• Task prompt: Please print the full listing exactly.

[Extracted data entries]
######

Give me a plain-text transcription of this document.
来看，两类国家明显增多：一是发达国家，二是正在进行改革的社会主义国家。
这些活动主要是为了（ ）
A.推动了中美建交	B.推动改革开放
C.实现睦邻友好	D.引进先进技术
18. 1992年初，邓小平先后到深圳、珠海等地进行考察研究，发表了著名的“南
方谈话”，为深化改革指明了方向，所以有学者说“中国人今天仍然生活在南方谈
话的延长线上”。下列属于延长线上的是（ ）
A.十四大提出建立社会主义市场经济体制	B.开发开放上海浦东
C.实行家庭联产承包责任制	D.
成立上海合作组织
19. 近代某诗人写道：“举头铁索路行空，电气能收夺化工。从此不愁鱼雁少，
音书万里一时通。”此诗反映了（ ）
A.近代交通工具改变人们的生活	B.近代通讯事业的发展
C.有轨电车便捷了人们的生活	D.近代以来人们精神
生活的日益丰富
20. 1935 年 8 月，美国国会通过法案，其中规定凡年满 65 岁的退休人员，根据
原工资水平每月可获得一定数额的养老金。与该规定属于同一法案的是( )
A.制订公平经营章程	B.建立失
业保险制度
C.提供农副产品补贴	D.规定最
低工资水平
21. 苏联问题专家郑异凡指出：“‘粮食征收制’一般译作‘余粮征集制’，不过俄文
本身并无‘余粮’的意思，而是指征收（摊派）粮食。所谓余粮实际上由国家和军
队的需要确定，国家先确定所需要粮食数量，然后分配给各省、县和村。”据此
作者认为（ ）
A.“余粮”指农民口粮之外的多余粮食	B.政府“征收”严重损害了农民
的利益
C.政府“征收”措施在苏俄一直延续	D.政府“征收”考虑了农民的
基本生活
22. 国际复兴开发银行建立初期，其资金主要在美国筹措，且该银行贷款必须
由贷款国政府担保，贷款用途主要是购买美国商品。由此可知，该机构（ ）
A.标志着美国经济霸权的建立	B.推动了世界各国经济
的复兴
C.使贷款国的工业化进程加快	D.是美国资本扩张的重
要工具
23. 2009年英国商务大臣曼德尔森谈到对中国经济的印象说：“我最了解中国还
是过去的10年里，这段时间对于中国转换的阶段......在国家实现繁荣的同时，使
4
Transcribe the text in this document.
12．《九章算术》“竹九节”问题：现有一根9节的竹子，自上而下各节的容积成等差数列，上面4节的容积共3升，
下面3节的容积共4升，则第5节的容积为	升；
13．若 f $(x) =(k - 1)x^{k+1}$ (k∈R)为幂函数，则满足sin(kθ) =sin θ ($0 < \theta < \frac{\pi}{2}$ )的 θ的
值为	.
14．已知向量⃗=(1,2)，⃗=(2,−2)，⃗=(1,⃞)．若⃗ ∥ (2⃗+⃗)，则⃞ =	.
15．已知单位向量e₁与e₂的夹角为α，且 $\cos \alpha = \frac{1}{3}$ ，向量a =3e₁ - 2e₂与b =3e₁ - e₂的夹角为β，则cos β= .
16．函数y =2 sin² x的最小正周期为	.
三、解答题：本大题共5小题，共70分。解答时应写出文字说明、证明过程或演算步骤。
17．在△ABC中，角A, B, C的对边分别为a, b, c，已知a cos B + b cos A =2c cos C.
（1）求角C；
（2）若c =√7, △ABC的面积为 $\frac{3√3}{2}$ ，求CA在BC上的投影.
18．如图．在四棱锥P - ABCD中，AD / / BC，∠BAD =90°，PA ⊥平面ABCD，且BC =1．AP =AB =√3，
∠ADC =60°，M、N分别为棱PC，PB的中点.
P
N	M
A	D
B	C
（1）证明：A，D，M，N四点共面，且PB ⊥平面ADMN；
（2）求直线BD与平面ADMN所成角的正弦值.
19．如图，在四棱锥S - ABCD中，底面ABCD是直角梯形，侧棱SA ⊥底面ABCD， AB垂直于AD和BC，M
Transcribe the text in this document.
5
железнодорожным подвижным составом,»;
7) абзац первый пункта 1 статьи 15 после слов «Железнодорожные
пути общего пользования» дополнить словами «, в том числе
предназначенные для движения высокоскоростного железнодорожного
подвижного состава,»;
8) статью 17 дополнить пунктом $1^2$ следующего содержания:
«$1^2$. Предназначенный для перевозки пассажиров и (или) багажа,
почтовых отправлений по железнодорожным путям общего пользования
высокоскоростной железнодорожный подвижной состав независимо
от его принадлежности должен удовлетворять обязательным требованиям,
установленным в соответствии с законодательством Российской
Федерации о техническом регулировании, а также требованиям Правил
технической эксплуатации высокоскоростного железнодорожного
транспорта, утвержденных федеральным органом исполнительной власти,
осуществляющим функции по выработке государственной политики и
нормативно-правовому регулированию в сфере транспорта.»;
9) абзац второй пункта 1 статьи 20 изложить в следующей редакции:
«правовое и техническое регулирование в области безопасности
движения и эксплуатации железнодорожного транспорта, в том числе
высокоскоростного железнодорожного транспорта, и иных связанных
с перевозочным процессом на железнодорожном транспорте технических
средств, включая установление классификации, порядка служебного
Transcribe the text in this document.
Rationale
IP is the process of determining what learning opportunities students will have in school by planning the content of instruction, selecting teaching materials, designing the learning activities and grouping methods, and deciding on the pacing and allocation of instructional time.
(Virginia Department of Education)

######

• Response to this task:
Give me a plain-text transcription of this document.
来看，两类国家明显增多：一是发达国家，二是正在进行改革的社会主义国家。
这些活动主要是为了（ ）
A.推动了中美建交	B.推动改革开放
C.实现睦邻友好	D.引进先进技术
18. 1992年初，邓小平先后到深圳、珠海等地进行考察研究，发表了著名的“南
方谈话”，为深化改革指明了方向，所以有学者说“中国人今天仍然生活在南方谈
话的延长线上”。下列属于延长线上的是（ ）
A.十四大提出建立社会主义市场经济体制	B.开发开放上海浦东
C.实行家庭联产承包责任制	D.
成立上海合作组织
19. 近代某诗人写道：“举头铁索路行空，电气能收夺化工。从此不愁鱼雁少，
音书万里一时通。”此诗反映了（ ）
A.近代交通工具改变人们的生活	B.近代通讯事业的发展
C.有轨电车便捷了人们的生活	D.近代以来人们精神
生活的日益丰富
20. 1935 年 8 月，美国国会通过法案，其中规定凡年满 65 岁的退休人员，根据
原工资水平每月可获得一定数额的养老金。与该规定属于同一法案的是( )
A.制订公平经营章程	B.建立失
业保险制度
C.提供农副产品补贴	D.规定最
低工资水平
21. 苏联问题专家郑异凡指出：“‘粮食征收制’一般译作‘余粮征集制’，不过俄文
本身并无‘余粮’的意思，而是指征收（摊派）粮食。所谓余粮实际上由国家和军
队的需要确定，国家先确定所需要粮食数量，然后分配给各省、县和村。”据此
作者认为（ ）
A.“余粮”指农民口粮之外的多余粮食	B.政府“征收”严重损害了农民
的利益
C.政府“征收”措施在苏俄一直延续	D.政府“征收”考虑了农民的
基本生活
22. 国际复兴开发银行建立初期，其资金主要在美国筹措，且该银行贷款必须
由贷款国政府担保，贷款用途主要是购买美国商品。由此可知，该机构（ ）
A.标志着美国经济霸权的建立	B.推动了世界各国经济
的复兴
C.使贷款国的工业化进程加快	D.是美国资本扩张的重
要工具
23. 2009年英国商务大臣曼德尔森谈到对中国经济的印象说：“我最了解中国还
是过去的10年里，这段时间对于中国转换的阶段......在国家实现繁荣的同时，使
4
Transcribe the text in this document.
12．《九章算术》“竹九节”问题：现有一根9节的竹子，自上而下各节的容积成等差数列，上面4节的容积共3升，
下面3节的容积共4升，则第5节的容积为	升；
13．若 f $(x) =(k - 1)x^{k+1}$ (k∈R)为幂函数，则满足sin(kθ) =sin θ ($0 < \theta < \frac{\pi}{2}$ )的 θ的
值为	.
14．已知向量⃗=(1,2)，⃗=(2,−2)，⃗=(1,⃞)．若⃗ ∥ (2⃗+⃗)，则⃞ =	.
15．已知单位向量e₁与e₂的夹角为α，且 $\cos \alpha = \frac{1}{3}$ ，向量a =3e₁ - 2e₂与b =3e₁ - e₂的夹角为β，则cos β= .
16．函数y =2 sin² x的最小正周期为	.
三、解答题：本大题共5小题，共70分。解答时应写出文字说明、证明过程或演算步骤。
17．在△ABC中，角A, B, C的对边分别为a, b, c，已知a cos B + b cos A =2c cos C.
（1）求角C；
（2）若c =√7, △ABC的面积为 $\frac{3√3}{2}$ ，求CA在BC上的投影.
18．如图．在四棱锥P - ABCD中，AD / / BC，∠BAD =90°，PA ⊥平面ABCD，且BC =1．AP =AB =√3，
∠ADC =60°，M、N分别为棱PC，PB的中点.
P
N	M
A	D
B	C
（1）证明：A，D，M，N四点共面，且PB ⊥平面ADMN；
（2）求直线BD与平面ADMN所成角的正弦值.
19．如图，在四棱锥S - ABCD中，底面ABCD是直角梯形，侧棱SA ⊥底面ABCD， AB垂直于AD和BC，M
Transcribe the text in this document.
5
железнодорожным подвижным составом,»;
7) абзац первый пункта 1 статьи 15 после слов «Железнодорожные
пути общего пользования» дополнить словами «, в том числе
предназначенные для движения высокоскоростного железнодорожного
подвижного состава,»;
8) статью 17 дополнить пунктом $1^2$ следующего содержания:
«$1^2$. Предназначенный для перевозки пассажиров и (или) багажа,
почтовых отправлений по железнодорожным путям общего пользования
высокоскоростной железнодорожный подвижной состав независимо
от его принадлежности должен удовлетворять обязательным требованиям,
установленным в соответствии с законодательством Российской
Федерации о техническом регулировании, а также требованиям Правил
технической эксплуатации высокоскоростного железнодорожного
транспорта, утвержденных федеральным органом исполнительной власти,
осуществляющим функции по выработке государственной политики и
нормативно-правовому регулированию в сфере транспорта.»;
9) абзац второй пункта 1 статьи 20 изложить в следующей редакции:
«правовое и техническое регулирование в области безопасности
движения и эксплуатации железнодорожного транспорта, в том числе
высокоскоростного железнодорожного транспорта, и иных связанных
с перевозочным процессом на железнодорожном транспорте технических
средств, включая установление классификации, порядка служебного
Transcribe the text in this document.
Rationale
IP is the process of determining what learning opportunities students will have in school by planning the content of instruction, selecting teaching materials, designing the learning activities and grouping methods, and deciding on the pacing and allocation of instructional time.
(Virginia Department of Education)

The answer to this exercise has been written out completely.